• _Records for processing_:
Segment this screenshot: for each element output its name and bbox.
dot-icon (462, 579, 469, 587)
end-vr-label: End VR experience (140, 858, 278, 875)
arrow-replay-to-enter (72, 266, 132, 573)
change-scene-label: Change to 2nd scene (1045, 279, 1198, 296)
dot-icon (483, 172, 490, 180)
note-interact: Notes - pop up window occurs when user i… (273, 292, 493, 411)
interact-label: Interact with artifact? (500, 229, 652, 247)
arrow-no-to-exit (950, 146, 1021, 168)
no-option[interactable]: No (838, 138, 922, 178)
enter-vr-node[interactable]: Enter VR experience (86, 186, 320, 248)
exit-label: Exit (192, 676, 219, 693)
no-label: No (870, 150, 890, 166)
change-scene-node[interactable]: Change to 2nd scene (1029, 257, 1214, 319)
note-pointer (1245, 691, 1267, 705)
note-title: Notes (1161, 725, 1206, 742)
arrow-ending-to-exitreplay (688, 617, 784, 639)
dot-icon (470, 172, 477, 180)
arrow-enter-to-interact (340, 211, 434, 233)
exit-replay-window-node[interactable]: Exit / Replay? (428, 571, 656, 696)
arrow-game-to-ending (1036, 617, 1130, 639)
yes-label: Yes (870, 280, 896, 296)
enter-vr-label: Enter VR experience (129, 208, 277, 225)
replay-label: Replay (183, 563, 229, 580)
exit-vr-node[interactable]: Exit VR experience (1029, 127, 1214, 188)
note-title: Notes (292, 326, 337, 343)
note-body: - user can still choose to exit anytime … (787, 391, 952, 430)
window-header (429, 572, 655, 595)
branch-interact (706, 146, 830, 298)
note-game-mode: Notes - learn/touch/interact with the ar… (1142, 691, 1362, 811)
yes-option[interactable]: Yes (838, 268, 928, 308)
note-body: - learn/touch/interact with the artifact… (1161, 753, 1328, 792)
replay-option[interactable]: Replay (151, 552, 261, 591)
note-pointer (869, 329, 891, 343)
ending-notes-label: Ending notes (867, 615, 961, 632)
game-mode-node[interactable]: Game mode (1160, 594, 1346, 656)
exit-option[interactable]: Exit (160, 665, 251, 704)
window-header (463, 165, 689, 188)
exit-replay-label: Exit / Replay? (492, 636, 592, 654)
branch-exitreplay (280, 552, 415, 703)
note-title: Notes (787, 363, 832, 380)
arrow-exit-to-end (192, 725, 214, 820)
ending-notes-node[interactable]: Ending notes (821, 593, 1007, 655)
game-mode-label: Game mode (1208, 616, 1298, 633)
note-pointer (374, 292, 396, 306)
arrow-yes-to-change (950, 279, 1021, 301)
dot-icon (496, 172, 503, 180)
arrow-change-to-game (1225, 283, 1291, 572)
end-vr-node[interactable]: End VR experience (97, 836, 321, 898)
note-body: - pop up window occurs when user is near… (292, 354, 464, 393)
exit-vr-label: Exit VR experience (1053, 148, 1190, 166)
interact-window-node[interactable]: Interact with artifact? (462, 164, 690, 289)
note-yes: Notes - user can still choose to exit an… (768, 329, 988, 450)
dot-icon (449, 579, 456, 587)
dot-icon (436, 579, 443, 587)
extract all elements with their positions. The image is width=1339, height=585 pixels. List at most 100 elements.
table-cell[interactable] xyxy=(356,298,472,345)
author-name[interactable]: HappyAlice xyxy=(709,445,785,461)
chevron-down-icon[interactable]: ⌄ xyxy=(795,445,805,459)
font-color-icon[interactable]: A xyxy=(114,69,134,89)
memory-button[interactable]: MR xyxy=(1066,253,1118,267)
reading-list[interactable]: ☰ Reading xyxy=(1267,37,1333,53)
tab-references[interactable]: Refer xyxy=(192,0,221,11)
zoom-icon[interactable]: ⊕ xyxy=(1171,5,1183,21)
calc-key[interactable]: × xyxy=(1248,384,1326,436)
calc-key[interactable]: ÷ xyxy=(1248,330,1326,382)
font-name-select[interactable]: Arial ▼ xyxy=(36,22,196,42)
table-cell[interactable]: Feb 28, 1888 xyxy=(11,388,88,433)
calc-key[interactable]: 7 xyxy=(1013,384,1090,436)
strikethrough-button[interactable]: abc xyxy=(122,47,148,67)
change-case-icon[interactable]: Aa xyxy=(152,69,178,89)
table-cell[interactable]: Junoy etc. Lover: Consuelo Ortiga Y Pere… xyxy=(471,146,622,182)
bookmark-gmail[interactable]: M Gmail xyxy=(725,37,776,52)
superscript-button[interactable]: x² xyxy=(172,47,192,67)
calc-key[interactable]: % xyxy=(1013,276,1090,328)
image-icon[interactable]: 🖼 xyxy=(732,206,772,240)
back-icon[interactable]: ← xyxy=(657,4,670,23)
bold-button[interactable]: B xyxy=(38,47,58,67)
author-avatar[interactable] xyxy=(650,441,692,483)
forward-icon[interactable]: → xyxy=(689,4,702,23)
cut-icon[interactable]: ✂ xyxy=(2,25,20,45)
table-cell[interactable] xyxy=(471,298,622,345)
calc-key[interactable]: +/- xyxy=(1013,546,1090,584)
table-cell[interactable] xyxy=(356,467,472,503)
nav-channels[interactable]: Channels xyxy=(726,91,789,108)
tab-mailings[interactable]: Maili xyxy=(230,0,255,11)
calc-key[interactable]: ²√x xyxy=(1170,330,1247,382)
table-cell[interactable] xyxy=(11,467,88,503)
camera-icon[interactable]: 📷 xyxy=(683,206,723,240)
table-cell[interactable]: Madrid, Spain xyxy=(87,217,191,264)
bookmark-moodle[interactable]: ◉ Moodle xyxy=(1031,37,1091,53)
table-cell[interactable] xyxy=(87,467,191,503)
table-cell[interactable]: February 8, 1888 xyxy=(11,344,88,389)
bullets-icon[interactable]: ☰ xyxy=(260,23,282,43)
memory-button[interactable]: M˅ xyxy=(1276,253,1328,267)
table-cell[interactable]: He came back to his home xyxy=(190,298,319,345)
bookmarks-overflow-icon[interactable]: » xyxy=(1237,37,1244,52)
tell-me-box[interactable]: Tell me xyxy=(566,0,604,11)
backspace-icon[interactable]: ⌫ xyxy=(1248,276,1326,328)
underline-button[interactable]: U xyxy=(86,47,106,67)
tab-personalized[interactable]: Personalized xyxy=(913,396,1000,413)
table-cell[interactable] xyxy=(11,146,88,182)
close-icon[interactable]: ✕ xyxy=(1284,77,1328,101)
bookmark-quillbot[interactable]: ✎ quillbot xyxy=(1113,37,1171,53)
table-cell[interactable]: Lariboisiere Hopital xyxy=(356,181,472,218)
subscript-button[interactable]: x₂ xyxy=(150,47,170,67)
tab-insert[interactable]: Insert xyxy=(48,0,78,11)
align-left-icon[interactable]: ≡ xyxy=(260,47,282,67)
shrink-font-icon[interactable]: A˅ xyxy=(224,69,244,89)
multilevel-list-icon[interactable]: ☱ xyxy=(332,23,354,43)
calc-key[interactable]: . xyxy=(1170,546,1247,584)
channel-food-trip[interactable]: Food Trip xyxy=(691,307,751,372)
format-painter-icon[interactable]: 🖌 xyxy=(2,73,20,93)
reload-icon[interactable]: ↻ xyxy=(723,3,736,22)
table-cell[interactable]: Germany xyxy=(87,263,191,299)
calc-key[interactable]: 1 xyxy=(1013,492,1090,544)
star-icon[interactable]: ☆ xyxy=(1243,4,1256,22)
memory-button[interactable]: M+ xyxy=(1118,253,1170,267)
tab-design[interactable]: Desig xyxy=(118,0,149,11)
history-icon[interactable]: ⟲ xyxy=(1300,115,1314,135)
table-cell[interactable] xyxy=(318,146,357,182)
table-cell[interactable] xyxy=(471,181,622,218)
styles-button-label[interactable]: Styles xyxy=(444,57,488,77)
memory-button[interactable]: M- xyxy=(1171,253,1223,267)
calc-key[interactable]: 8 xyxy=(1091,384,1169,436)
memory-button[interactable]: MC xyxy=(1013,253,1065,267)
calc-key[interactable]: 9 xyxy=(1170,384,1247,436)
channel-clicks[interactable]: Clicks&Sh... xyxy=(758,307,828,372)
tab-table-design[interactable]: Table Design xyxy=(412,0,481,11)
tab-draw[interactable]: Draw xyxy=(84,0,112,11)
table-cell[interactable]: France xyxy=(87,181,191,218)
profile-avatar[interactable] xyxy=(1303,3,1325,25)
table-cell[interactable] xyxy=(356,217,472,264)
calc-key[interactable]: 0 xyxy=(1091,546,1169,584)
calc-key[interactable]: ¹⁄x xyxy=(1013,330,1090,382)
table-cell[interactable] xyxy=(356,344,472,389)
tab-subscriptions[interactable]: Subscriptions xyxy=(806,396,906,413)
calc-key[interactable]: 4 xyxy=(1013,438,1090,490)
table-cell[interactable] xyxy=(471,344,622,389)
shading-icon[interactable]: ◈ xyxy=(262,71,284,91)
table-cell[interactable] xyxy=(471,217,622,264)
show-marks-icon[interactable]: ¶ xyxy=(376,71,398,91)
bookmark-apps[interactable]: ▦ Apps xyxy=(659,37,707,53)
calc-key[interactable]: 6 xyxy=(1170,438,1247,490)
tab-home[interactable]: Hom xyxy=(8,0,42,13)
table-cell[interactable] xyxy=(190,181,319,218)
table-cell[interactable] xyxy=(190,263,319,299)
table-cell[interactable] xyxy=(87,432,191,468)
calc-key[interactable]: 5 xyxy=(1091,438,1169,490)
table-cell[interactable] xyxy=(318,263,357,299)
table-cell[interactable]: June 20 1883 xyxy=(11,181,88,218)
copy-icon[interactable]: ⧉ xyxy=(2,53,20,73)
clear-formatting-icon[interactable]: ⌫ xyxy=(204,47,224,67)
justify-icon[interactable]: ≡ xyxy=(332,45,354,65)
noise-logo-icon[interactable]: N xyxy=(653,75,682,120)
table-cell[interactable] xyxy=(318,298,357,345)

• _Given problem_:
Can you copy out, word for word, the stretch of the listing from its first line through the line containing "window-header (429, 572, 655, 595)", including both of those lines?

• _Result for this task_:
Segment this screenshot: for each element output its name and bbox.
dot-icon (462, 579, 469, 587)
end-vr-label: End VR experience (140, 858, 278, 875)
arrow-replay-to-enter (72, 266, 132, 573)
change-scene-label: Change to 2nd scene (1045, 279, 1198, 296)
dot-icon (483, 172, 490, 180)
note-interact: Notes - pop up window occurs when user i… (273, 292, 493, 411)
interact-label: Interact with artifact? (500, 229, 652, 247)
arrow-no-to-exit (950, 146, 1021, 168)
no-option[interactable]: No (838, 138, 922, 178)
enter-vr-node[interactable]: Enter VR experience (86, 186, 320, 248)
exit-label: Exit (192, 676, 219, 693)
no-label: No (870, 150, 890, 166)
change-scene-node[interactable]: Change to 2nd scene (1029, 257, 1214, 319)
note-pointer (1245, 691, 1267, 705)
note-title: Notes (1161, 725, 1206, 742)
arrow-ending-to-exitreplay (688, 617, 784, 639)
dot-icon (470, 172, 477, 180)
arrow-enter-to-interact (340, 211, 434, 233)
exit-replay-window-node[interactable]: Exit / Replay? (428, 571, 656, 696)
arrow-game-to-ending (1036, 617, 1130, 639)
yes-label: Yes (870, 280, 896, 296)
enter-vr-label: Enter VR experience (129, 208, 277, 225)
replay-label: Replay (183, 563, 229, 580)
exit-vr-node[interactable]: Exit VR experience (1029, 127, 1214, 188)
note-title: Notes (292, 326, 337, 343)
note-body: - user can still choose to exit anytime … (787, 391, 952, 430)
window-header (429, 572, 655, 595)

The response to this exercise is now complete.